____ The data
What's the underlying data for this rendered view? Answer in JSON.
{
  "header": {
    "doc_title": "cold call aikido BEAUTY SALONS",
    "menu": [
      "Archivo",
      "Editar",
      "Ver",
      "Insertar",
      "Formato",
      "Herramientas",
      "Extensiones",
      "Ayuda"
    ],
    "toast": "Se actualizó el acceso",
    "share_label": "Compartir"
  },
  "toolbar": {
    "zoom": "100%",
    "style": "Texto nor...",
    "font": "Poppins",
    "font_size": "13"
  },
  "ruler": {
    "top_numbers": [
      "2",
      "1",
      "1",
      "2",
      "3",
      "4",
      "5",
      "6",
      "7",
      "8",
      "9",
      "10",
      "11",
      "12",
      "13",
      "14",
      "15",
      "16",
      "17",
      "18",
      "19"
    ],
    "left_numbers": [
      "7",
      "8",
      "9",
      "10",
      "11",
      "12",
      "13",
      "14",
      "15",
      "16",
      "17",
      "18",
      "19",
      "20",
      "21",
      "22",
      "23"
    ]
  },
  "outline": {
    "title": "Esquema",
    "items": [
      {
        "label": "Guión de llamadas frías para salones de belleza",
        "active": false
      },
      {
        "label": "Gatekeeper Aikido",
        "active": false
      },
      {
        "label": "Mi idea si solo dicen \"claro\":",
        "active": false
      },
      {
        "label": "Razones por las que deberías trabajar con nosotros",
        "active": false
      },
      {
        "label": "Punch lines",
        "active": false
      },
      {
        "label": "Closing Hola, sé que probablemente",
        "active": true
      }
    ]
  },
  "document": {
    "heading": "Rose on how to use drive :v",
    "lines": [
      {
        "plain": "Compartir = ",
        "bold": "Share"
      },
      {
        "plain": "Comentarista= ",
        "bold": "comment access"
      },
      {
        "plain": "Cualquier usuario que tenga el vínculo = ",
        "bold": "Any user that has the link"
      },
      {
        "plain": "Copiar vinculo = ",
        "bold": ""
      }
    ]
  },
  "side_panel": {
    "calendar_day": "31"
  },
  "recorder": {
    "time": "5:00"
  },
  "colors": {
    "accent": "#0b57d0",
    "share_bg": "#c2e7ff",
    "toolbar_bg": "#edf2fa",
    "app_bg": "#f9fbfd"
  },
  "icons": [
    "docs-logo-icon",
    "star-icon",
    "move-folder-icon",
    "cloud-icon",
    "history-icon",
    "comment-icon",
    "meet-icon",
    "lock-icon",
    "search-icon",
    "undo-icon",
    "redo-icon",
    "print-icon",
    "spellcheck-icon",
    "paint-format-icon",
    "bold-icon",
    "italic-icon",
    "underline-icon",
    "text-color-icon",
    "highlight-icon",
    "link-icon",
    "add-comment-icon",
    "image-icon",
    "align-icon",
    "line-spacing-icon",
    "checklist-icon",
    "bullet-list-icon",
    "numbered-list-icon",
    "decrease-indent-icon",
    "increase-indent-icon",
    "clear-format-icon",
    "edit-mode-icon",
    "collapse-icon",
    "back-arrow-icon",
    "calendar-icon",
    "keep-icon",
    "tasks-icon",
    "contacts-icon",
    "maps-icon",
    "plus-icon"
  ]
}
________
Your goal :: Return all of the entries exactly as they were supplied.

Complete answer ::
What's the underlying data for this rendered view? Answer in JSON.
{
  "header": {
    "doc_title": "cold call aikido BEAUTY SALONS",
    "menu": [
      "Archivo",
      "Editar",
      "Ver",
      "Insertar",
      "Formato",
      "Herramientas",
      "Extensiones",
      "Ayuda"
    ],
    "toast": "Se actualizó el acceso",
    "share_label": "Compartir"
  },
  "toolbar": {
    "zoom": "100%",
    "style": "Texto nor...",
    "font": "Poppins",
    "font_size": "13"
  },
  "ruler": {
    "top_numbers": [
      "2",
      "1",
      "1",
      "2",
      "3",
      "4",
      "5",
      "6",
      "7",
      "8",
      "9",
      "10",
      "11",
      "12",
      "13",
      "14",
      "15",
      "16",
      "17",
      "18",
      "19"
    ],
    "left_numbers": [
      "7",
      "8",
      "9",
      "10",
      "11",
      "12",
      "13",
      "14",
      "15",
      "16",
      "17",
      "18",
      "19",
      "20",
      "21",
      "22",
      "23"
    ]
  },
  "outline": {
    "title": "Esquema",
    "items": [
      {
        "label": "Guión de llamadas frías para salones de belleza",
        "active": false
      },
      {
        "label": "Gatekeeper Aikido",
        "active": false
      },
      {
        "label": "Mi idea si solo dicen \"claro\":",
        "active": false
      },
      {
        "label": "Razones por las que deberías trabajar con nosotros",
        "active": false
      },
      {
        "label": "Punch lines",
        "active": false
      },
      {
        "label": "Closing Hola, sé que probablemente",
        "active": true
      }
    ]
  },
  "document": {
    "heading": "Rose on how to use drive :v",
    "lines": [
      {
        "plain": "Compartir = ",
        "bold": "Share"
      },
      {
        "plain": "Comentarista= ",
        "bold": "comment access"
      },
      {
        "plain": "Cualquier usuario que tenga el vínculo = ",
        "bold": "Any user that has the link"
      },
      {
        "plain": "Copiar vinculo = ",
        "bold": ""
      }
    ]
  },
  "side_panel": {
    "calendar_day": "31"
  },
  "recorder": {
    "time": "5:00"
  },
  "colors": {
    "accent": "#0b57d0",
    "share_bg": "#c2e7ff",
    "toolbar_bg": "#edf2fa",
    "app_bg": "#f9fbfd"
  },
  "icons": [
    "docs-logo-icon",
    "star-icon",
    "move-folder-icon",
    "cloud-icon",
    "history-icon",
    "comment-icon",
    "meet-icon",
    "lock-icon",
    "search-icon",
    "undo-icon",
    "redo-icon",
    "print-icon",
    "spellcheck-icon",
    "paint-format-icon",
    "bold-icon",
    "italic-icon",
    "underline-icon",
    "text-color-icon",
    "highlight-icon",
    "link-icon",
    "add-comment-icon",
    "image-icon",
    "align-icon",
    "line-spacing-icon",
    "checklist-icon",
    "bullet-list-icon",
    "numbered-list-icon",
    "decrease-indent-icon",
    "increase-indent-icon",
    "clear-format-icon",
    "edit-mode-icon",
    "collapse-icon",
    "back-arrow-icon",
    "calendar-icon",
    "keep-icon",
    "tasks-icon",
    "contacts-icon",
    "maps-icon",
    "plus-icon"
  ]
}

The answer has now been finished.